◆ Job
Print all of the entries exactly, minus the pictures.

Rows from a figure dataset
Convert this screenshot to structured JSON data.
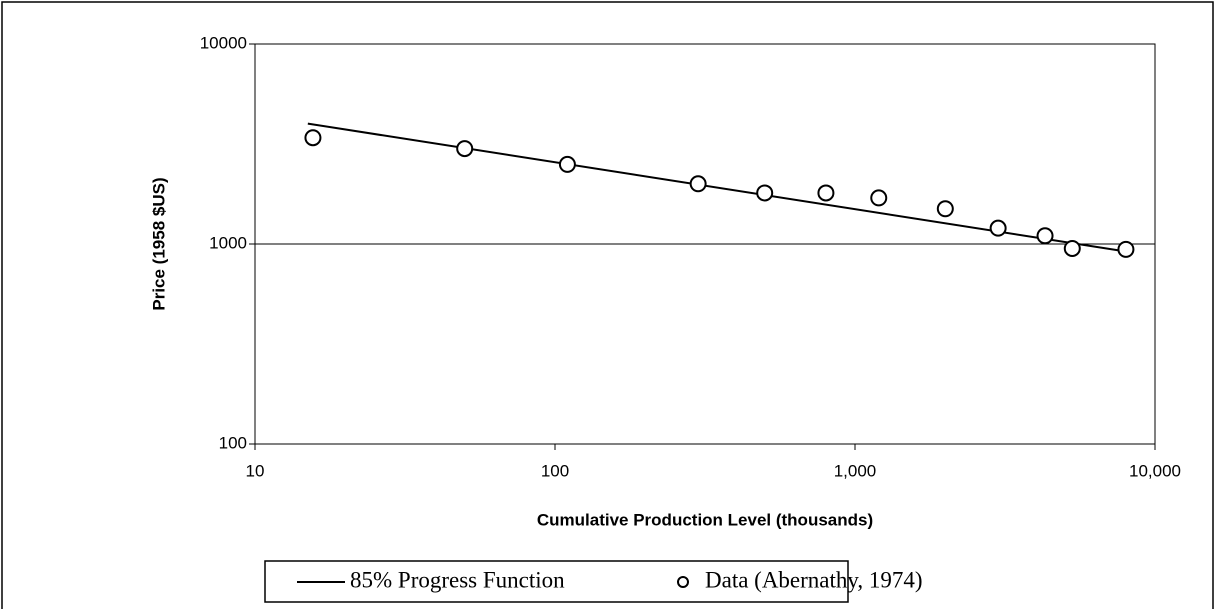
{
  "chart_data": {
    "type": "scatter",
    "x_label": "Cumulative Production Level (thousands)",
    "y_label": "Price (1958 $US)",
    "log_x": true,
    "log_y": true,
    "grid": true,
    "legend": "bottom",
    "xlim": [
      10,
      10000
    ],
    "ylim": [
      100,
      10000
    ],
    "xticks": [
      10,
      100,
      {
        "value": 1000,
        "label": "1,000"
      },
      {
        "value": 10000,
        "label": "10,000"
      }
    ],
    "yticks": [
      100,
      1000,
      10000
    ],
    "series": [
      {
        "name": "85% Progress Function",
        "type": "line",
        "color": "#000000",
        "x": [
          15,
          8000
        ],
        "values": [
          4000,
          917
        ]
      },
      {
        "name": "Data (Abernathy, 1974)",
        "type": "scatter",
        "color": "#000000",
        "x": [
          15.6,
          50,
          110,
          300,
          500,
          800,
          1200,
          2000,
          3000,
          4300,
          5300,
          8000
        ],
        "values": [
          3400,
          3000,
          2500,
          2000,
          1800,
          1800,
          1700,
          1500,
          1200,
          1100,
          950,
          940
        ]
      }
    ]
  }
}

◆ Response to this exercise
Convert this screenshot to structured JSON data.
{
  "chart_data": {
    "type": "scatter",
    "x_label": "Cumulative Production Level (thousands)",
    "y_label": "Price (1958 $US)",
    "log_x": true,
    "log_y": true,
    "grid": true,
    "legend": "bottom",
    "xlim": [
      10,
      10000
    ],
    "ylim": [
      100,
      10000
    ],
    "xticks": [
      10,
      100,
      {
        "value": 1000,
        "label": "1,000"
      },
      {
        "value": 10000,
        "label": "10,000"
      }
    ],
    "yticks": [
      100,
      1000,
      10000
    ],
    "series": [
      {
        "name": "85% Progress Function",
        "type": "line",
        "color": "#000000",
        "x": [
          15,
          8000
        ],
        "values": [
          4000,
          917
        ]
      },
      {
        "name": "Data (Abernathy, 1974)",
        "type": "scatter",
        "color": "#000000",
        "x": [
          15.6,
          50,
          110,
          300,
          500,
          800,
          1200,
          2000,
          3000,
          4300,
          5300,
          8000
        ],
        "values": [
          3400,
          3000,
          2500,
          2000,
          1800,
          1800,
          1700,
          1500,
          1200,
          1100,
          950,
          940
        ]
      }
    ]
  }
}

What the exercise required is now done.